:: SUPPLIED DATA ::
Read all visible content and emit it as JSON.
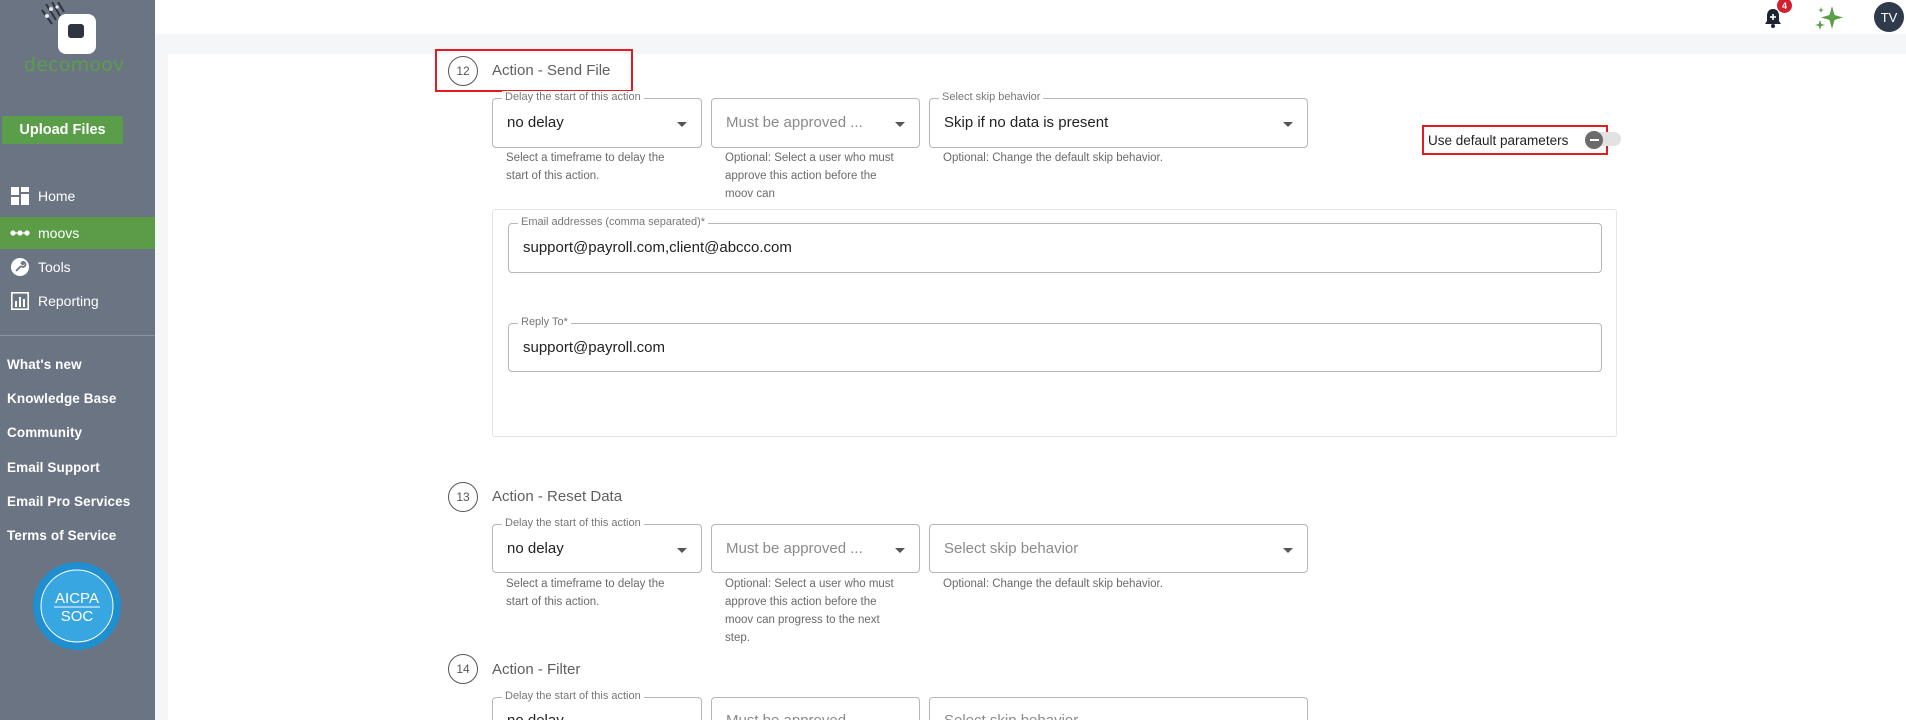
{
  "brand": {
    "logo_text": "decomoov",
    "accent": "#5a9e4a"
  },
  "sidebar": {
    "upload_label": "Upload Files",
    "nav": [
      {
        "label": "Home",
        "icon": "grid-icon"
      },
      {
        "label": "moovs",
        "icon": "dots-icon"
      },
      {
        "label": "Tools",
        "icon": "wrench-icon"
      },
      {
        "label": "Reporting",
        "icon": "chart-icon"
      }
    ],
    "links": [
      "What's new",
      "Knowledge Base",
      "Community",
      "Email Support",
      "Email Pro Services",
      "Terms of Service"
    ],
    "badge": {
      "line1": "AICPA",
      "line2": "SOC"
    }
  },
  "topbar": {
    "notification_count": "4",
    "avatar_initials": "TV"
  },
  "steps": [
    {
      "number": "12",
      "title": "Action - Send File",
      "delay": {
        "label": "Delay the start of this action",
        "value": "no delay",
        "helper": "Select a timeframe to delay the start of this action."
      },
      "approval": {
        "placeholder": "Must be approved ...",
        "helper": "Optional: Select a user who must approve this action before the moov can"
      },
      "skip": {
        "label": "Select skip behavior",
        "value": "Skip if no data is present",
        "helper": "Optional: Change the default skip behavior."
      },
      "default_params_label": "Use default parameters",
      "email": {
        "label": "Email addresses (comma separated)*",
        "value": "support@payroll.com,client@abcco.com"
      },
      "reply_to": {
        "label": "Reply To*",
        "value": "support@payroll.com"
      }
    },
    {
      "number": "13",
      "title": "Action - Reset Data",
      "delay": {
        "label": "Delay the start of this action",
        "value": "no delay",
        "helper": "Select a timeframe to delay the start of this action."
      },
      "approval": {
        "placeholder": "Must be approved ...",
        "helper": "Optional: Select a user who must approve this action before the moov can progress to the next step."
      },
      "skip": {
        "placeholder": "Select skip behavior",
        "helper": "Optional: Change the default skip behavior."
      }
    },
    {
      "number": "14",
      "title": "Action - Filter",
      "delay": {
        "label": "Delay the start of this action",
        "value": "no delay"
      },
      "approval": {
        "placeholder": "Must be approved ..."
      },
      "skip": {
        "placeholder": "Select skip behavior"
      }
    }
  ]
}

==

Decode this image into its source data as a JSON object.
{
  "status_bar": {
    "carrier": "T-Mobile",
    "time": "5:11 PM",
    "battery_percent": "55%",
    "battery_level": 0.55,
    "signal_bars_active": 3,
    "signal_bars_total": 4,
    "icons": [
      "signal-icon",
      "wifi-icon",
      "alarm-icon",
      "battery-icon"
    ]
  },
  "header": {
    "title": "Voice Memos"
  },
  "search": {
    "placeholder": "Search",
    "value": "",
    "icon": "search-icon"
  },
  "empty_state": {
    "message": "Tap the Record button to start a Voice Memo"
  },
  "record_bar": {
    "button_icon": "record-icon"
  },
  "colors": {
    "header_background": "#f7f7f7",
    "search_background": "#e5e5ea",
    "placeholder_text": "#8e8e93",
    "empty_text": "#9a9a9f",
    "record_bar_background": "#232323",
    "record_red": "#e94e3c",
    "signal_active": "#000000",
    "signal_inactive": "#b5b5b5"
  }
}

:: INSTRUCTIONS FOR THE TASK ::
Looking at the records above, work out how many lines include the word "value", then give that number by itself.

:: EXERCISE ANSWER ::
7